▶ **Required work**:
Filter the records below and copy every line containing the word "verwenden".

▶ **Exercise inputs**:
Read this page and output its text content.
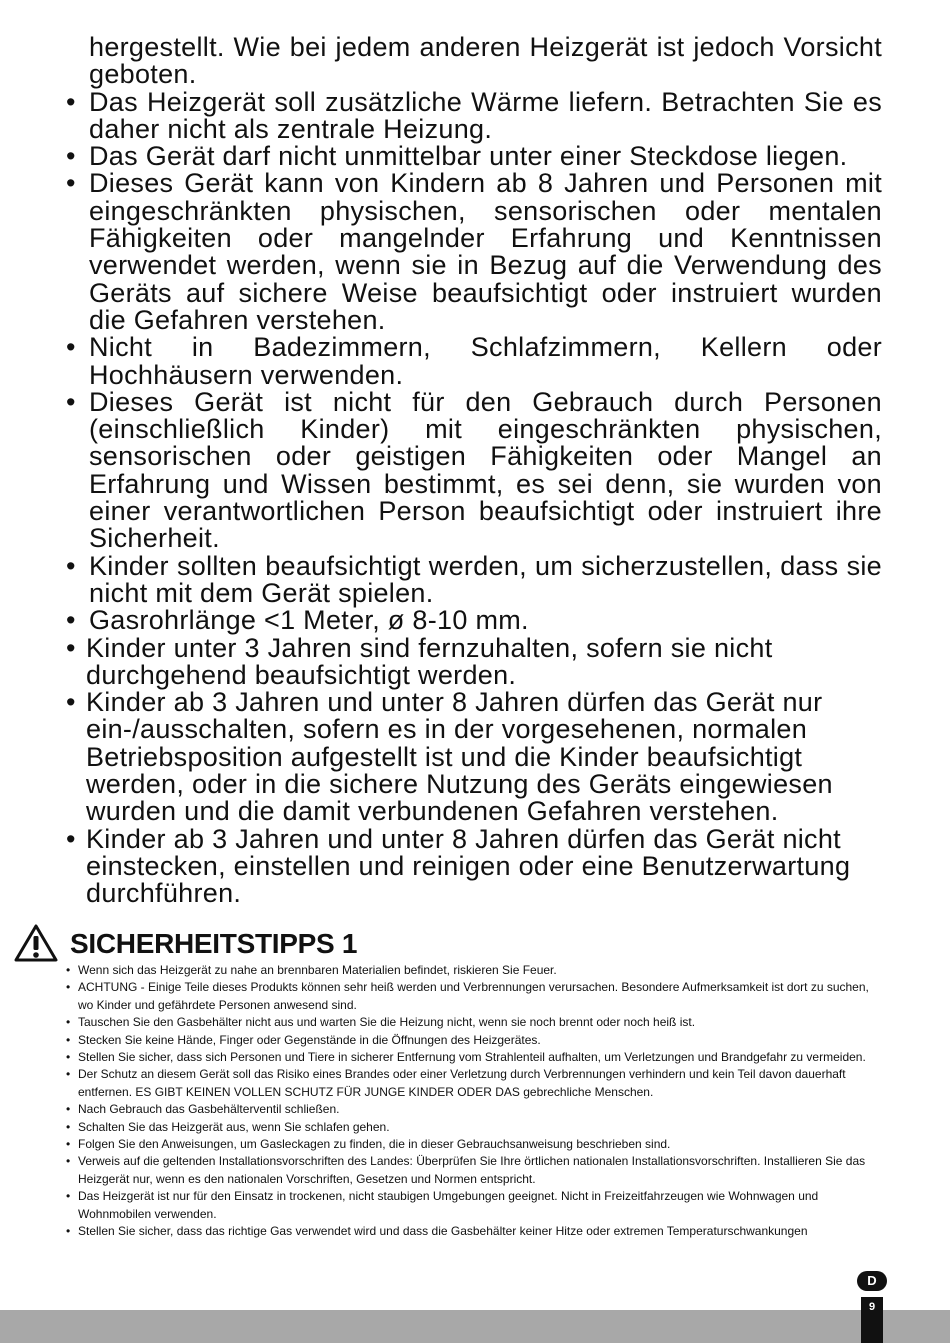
hergestellt. Wie bei jedem anderen Heizgerät ist jedoch Vorsicht geboten.
• Das Heizgerät soll zusätzliche Wärme liefern. Betrachten Sie es daher nicht als zentrale Heizung.
• Das Gerät darf nicht unmittelbar unter einer Steckdose liegen.
• Dieses Gerät kann von Kindern ab 8 Jahren und Personen mit eingeschränkten physischen, sensorischen oder mentalen Fähigkeiten oder mangelnder Erfahrung und Kenntnissen verwendet werden, wenn sie in Bezug auf die Verwendung des Geräts auf sichere Weise beaufsichtigt oder instruiert wurden die Gefahren verstehen.
• Nicht in Badezimmern, Schlafzimmern, Kellern oder Hochhäusern verwenden.
• Dieses Gerät ist nicht für den Gebrauch durch Personen (einschließlich Kinder) mit eingeschränkten physischen, sensorischen oder geistigen Fähigkeiten oder Mangel an Erfahrung und Wissen bestimmt, es sei denn, sie wurden von einer verantwortlichen Person beaufsichtigt oder instruiert ihre Sicherheit.
• Kinder sollten beaufsichtigt werden, um sicherzustellen, dass sie nicht mit dem Gerät spielen.
• Gasrohrlänge <1 Meter, ø 8-10 mm.
• Kinder unter 3 Jahren sind fernzuhalten, sofern sie nicht durchgehend beaufsichtigt werden.
• Kinder ab 3 Jahren und unter 8 Jahren dürfen das Gerät nur ein-/ausschalten, sofern es in der vorgesehenen, normalen Betriebsposition aufgestellt ist und die Kinder beaufsichtigt werden, oder in die sichere Nutzung des Geräts eingewiesen wurden und die damit verbundenen Gefahren verstehen.
• Kinder ab 3 Jahren und unter 8 Jahren dürfen das Gerät nicht einstecken, einstellen und reinigen oder eine Benutzerwartung durchführen.
SICHERHEITSTIPPS 1
• Wenn sich das Heizgerät zu nahe an brennbaren Materialien befindet, riskieren Sie Feuer.
• ACHTUNG - Einige Teile dieses Produkts können sehr heiß werden und Verbrennungen verursachen. Besondere Aufmerksamkeit ist dort zu suchen, wo Kinder und gefährdete Personen anwesend sind.
• Tauschen Sie den Gasbehälter nicht aus und warten Sie die Heizung nicht, wenn sie noch brennt oder noch heiß ist.
• Stecken Sie keine Hände, Finger oder Gegenstände in die Öffnungen des Heizgerätes.
• Stellen Sie sicher, dass sich Personen und Tiere in sicherer Entfernung vom Strahlenteil aufhalten, um Verletzungen und Brandgefahr zu vermeiden.
• Der Schutz an diesem Gerät soll das Risiko eines Brandes oder einer Verletzung durch Verbrennungen verhindern und kein Teil davon dauerhaft entfernen. ES GIBT KEINEN VOLLEN SCHUTZ FÜR JUNGE KINDER ODER DAS gebrechliche Menschen.
• Nach Gebrauch das Gasbehälterventil schließen.
• Schalten Sie das Heizgerät aus, wenn Sie schlafen gehen.
• Folgen Sie den Anweisungen, um Gasleckagen zu finden, die in dieser Gebrauchsanweisung beschrieben sind.
• Verweis auf die geltenden Installationsvorschriften des Landes: Überprüfen Sie Ihre örtlichen nationalen Installationsvorschriften. Installieren Sie das Heizgerät nur, wenn es den nationalen Vorschriften, Gesetzen und Normen entspricht.
• Das Heizgerät ist nur für den Einsatz in trockenen, nicht staubigen Umgebungen geeignet. Nicht in Freizeitfahrzeugen wie Wohnwagen und Wohnmobilen verwenden.
• Stellen Sie sicher, dass das richtige Gas verwendet wird und dass die Gasbehälter keiner Hitze oder extremen Temperaturschwankungen
D
9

▶ **Solution to the exercise**:
• Nicht in Badezimmern, Schlafzimmern, Kellern oder Hochhäusern verwenden.
• Das Heizgerät ist nur für den Einsatz in trockenen, nicht staubigen Umgebungen geeignet. Nicht in Freizeitfahrzeugen wie Wohnwagen und Wohnmobilen verwenden.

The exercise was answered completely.